In the data below, find every line with the string "approach" and pull it out.

(Data excerpts)

==========

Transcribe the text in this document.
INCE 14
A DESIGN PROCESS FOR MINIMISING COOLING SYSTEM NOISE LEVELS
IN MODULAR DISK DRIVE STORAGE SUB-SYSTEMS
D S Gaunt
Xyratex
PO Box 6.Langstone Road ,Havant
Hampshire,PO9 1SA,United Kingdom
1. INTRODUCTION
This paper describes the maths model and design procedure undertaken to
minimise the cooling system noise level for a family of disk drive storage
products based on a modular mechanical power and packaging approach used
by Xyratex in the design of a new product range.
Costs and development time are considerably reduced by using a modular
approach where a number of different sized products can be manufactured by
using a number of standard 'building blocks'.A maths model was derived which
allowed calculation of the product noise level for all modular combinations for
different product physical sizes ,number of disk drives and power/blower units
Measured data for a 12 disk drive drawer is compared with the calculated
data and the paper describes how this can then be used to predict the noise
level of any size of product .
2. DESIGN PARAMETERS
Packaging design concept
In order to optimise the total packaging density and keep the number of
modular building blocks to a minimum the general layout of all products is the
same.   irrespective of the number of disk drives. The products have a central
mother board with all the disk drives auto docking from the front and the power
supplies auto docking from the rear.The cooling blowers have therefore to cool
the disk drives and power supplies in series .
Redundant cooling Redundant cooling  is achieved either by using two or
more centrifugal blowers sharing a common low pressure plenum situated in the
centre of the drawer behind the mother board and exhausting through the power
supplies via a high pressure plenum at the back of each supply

==========

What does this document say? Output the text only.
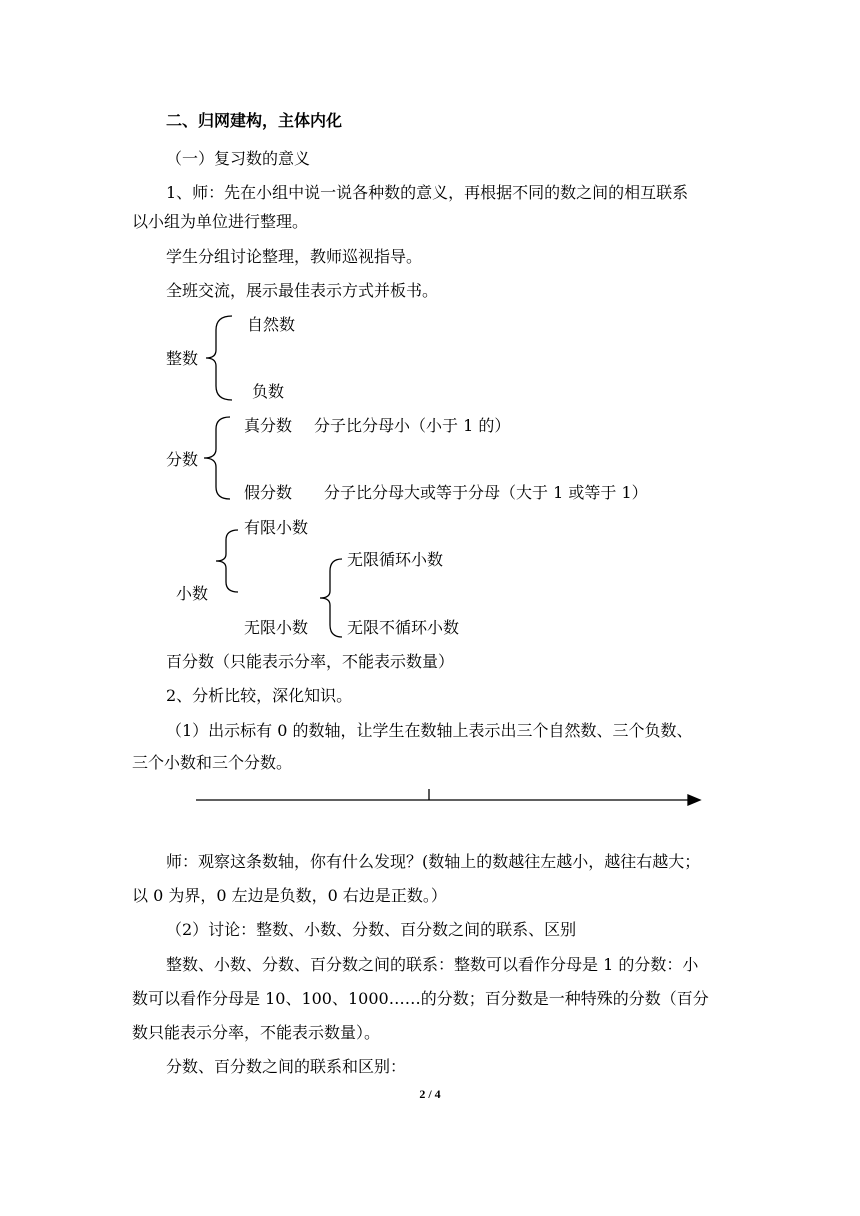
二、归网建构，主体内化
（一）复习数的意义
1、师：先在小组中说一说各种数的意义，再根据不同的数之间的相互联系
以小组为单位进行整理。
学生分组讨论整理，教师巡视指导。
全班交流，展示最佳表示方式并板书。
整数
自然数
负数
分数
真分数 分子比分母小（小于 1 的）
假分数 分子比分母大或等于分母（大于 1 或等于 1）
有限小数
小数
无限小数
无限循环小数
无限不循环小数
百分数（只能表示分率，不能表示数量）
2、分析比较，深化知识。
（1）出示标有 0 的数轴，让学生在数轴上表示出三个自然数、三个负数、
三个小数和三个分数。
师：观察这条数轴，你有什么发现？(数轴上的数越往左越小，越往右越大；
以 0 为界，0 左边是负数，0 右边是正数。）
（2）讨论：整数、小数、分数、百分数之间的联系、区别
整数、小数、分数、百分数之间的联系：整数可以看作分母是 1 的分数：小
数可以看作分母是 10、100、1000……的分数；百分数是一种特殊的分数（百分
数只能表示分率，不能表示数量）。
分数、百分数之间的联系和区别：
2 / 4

==========

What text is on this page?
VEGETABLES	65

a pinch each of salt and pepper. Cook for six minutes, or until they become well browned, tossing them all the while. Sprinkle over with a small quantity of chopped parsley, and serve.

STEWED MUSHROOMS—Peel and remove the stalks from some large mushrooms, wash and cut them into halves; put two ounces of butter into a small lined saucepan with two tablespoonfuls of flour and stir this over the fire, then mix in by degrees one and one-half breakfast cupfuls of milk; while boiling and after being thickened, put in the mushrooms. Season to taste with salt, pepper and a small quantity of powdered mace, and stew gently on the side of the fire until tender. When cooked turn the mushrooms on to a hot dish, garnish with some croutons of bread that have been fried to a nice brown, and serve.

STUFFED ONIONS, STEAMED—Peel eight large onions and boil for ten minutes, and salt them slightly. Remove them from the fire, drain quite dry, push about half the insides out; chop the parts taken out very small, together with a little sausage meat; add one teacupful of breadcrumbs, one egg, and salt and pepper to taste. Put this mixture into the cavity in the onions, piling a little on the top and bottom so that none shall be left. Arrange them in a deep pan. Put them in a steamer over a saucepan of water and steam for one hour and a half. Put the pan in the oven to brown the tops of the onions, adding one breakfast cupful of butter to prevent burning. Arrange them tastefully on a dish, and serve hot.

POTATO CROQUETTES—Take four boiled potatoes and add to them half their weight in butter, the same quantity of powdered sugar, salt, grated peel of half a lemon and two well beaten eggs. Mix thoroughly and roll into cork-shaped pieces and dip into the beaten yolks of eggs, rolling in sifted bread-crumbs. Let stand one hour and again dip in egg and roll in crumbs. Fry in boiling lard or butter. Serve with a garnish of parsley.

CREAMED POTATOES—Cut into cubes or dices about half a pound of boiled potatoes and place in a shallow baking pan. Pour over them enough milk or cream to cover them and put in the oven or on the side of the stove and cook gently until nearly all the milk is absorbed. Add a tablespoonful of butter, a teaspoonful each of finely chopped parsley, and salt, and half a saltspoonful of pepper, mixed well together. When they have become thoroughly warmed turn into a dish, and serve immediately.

==========

## Response to this task
products based on a modular mechanical power and packaging approach used
approach where a number of different sized products can be manufactured by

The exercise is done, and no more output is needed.